- [WHAT YOU WILL DO] Write the next part of the passage on Eucalyptus pellita, picking up after its last sentence.

+++ PASSAGE

Eucalyptus pellita, commonly known as the large-fruited red mahogany, is a species of medium to tall tree that is endemic to north-eastern Queensland. It has rough, fibrous or flaky bark on the trunk and branches, lance-shaped to egg-shaped adult leaves, flower buds in groups of seven, white flowers and cup-shaped to conical fruit.

==Description==
Eucalyptus pellita is a tree that typically grows to a height of 40 m and forms a lignotuber. It has rough, greyish or reddish, fibrous or flaky bark on the trunk and branches. Adult leaves are glossy green but paler on the lower surface, broadly lance-shaped to egg-shaped, 100-230 mm long, 30-65 mm wide, tapering to a petiole 18-35 mm long. The flower buds are arranged in leaf axils on a flattened, unbranched peduncle 12-32 mm long, the individual buds on pedicels 6-7 mm long. Mature buds are oval, 15-16 mm long and 9-10 mm wide with a conical or beaked operculum. Flowering has been recorded in February and October and the flowers are white. The fruit is a woody, cup-shaped to conical capsule 6-11 mm long and 8-14 mm wide with the valves protruding strongly above the rim.

++++++
+++ SUPPLIED RECORDS

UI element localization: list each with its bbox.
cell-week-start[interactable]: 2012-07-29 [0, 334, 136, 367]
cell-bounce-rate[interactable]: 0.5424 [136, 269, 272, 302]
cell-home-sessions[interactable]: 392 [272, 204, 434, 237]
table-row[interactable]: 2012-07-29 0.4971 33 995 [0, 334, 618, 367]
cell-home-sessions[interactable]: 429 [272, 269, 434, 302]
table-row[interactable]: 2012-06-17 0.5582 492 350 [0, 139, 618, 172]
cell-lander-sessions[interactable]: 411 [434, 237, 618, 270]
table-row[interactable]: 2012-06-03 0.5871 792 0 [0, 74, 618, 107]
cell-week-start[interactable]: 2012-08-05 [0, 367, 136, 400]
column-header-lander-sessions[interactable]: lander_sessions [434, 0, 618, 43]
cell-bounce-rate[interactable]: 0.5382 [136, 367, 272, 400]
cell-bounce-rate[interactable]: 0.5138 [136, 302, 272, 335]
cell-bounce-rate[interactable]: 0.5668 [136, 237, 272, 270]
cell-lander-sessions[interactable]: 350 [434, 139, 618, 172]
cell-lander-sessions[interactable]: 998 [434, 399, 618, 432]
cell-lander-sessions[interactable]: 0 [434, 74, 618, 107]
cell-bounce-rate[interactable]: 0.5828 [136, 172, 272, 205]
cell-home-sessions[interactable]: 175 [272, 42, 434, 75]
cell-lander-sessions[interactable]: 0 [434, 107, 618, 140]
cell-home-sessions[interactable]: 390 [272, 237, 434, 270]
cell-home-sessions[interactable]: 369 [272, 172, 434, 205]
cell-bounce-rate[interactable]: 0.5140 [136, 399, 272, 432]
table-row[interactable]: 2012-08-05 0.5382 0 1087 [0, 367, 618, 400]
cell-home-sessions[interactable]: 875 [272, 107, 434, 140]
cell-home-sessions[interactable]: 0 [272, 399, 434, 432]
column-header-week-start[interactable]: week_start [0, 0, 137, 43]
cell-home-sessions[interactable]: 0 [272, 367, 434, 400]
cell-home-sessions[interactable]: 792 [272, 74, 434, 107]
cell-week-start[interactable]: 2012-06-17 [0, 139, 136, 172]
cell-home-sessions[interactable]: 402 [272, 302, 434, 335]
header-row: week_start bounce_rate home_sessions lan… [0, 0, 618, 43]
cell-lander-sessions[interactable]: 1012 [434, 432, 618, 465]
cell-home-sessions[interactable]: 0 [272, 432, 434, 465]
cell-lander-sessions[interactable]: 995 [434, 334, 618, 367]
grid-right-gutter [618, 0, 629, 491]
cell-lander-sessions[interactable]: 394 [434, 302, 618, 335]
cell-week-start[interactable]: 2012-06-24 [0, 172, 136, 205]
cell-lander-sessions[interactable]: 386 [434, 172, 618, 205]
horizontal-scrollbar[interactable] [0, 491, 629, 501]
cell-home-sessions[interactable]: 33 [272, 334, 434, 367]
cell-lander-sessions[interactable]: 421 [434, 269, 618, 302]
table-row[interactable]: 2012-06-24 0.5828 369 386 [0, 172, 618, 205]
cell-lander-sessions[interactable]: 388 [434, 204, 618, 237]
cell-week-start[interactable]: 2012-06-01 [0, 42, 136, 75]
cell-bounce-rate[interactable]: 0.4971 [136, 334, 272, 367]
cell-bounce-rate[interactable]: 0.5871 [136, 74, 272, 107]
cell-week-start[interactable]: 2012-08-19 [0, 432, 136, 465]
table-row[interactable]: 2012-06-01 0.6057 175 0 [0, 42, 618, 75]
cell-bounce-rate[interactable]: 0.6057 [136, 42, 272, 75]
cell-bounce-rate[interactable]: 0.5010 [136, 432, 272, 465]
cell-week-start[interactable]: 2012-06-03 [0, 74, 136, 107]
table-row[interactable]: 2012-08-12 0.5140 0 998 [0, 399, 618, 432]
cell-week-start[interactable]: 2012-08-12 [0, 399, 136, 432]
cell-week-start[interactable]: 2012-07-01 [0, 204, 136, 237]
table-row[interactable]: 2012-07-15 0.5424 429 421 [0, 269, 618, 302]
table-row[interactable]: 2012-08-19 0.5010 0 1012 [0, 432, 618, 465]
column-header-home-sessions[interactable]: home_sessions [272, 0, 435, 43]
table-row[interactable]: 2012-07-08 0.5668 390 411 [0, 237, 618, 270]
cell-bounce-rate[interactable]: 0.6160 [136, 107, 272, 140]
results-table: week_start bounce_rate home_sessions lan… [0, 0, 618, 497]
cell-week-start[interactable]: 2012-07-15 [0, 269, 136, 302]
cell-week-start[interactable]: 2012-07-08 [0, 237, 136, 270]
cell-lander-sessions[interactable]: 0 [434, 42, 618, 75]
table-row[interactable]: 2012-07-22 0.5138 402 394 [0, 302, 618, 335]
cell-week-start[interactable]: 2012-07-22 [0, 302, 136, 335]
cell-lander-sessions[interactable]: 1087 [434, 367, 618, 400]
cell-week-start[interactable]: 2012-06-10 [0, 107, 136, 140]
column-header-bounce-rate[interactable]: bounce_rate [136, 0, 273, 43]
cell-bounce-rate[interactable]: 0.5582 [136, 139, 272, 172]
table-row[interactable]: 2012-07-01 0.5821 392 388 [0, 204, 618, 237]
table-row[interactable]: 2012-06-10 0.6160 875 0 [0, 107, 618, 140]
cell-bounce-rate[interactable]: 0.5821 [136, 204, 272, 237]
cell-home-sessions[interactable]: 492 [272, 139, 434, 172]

++++++

- [RESULT OF THE EXERCISE]
==Taxonomy==
Eucalyptus pellita was first formally described in 1864 by Victorian government botanist Ferdinand von Mueller in Fragmenta phytographiae Australiae, based on plant material collected near Rockingham Bay by John Dallachy. The specific epithet (pellita) is from Latin, meaning "covered with skin", possibly referring to the leaves.

==Distribution and habitat==
Large-fruited red mahogany grows in open forest, mainly on gentle slopes. It is found in wet, near-coastal forests north from Abergowrie to Papua New Guinea.

==Conservation status==
This eucalypt is listed as "least concern" under the Queensland Government Nature Conservation Act 1992.